▶ **DIRECTIVE**: Retype each entry below, keeping every character the same.

Data records:
┏━━

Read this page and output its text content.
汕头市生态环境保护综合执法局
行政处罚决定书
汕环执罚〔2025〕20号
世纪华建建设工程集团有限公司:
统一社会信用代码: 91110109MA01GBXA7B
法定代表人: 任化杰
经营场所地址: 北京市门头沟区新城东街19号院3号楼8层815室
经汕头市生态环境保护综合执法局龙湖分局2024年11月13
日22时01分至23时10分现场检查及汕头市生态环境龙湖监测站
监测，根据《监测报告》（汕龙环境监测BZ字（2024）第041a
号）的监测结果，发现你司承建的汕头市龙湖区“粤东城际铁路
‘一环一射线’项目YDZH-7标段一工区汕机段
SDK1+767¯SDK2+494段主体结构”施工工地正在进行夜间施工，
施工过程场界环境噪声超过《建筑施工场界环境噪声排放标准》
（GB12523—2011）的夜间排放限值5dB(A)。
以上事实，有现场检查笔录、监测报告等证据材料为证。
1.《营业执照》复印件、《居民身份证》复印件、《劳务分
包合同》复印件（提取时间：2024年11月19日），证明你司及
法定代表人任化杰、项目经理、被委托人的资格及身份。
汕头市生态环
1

┗━━

▶ **EXERCISE RESULT**:
Read this page and output its text content.
汕头市生态环境保护综合执法局
行政处罚决定书
汕环执罚〔2025〕20号
世纪华建建设工程集团有限公司:
统一社会信用代码: 91110109MA01GBXA7B
法定代表人: 任化杰
经营场所地址: 北京市门头沟区新城东街19号院3号楼8层815室
经汕头市生态环境保护综合执法局龙湖分局2024年11月13
日22时01分至23时10分现场检查及汕头市生态环境龙湖监测站
监测，根据《监测报告》（汕龙环境监测BZ字（2024）第041a
号）的监测结果，发现你司承建的汕头市龙湖区“粤东城际铁路
‘一环一射线’项目YDZH-7标段一工区汕机段
SDK1+767¯SDK2+494段主体结构”施工工地正在进行夜间施工，
施工过程场界环境噪声超过《建筑施工场界环境噪声排放标准》
（GB12523—2011）的夜间排放限值5dB(A)。
以上事实，有现场检查笔录、监测报告等证据材料为证。
1.《营业执照》复印件、《居民身份证》复印件、《劳务分
包合同》复印件（提取时间：2024年11月19日），证明你司及
法定代表人任化杰、项目经理、被委托人的资格及身份。
汕头市生态环
1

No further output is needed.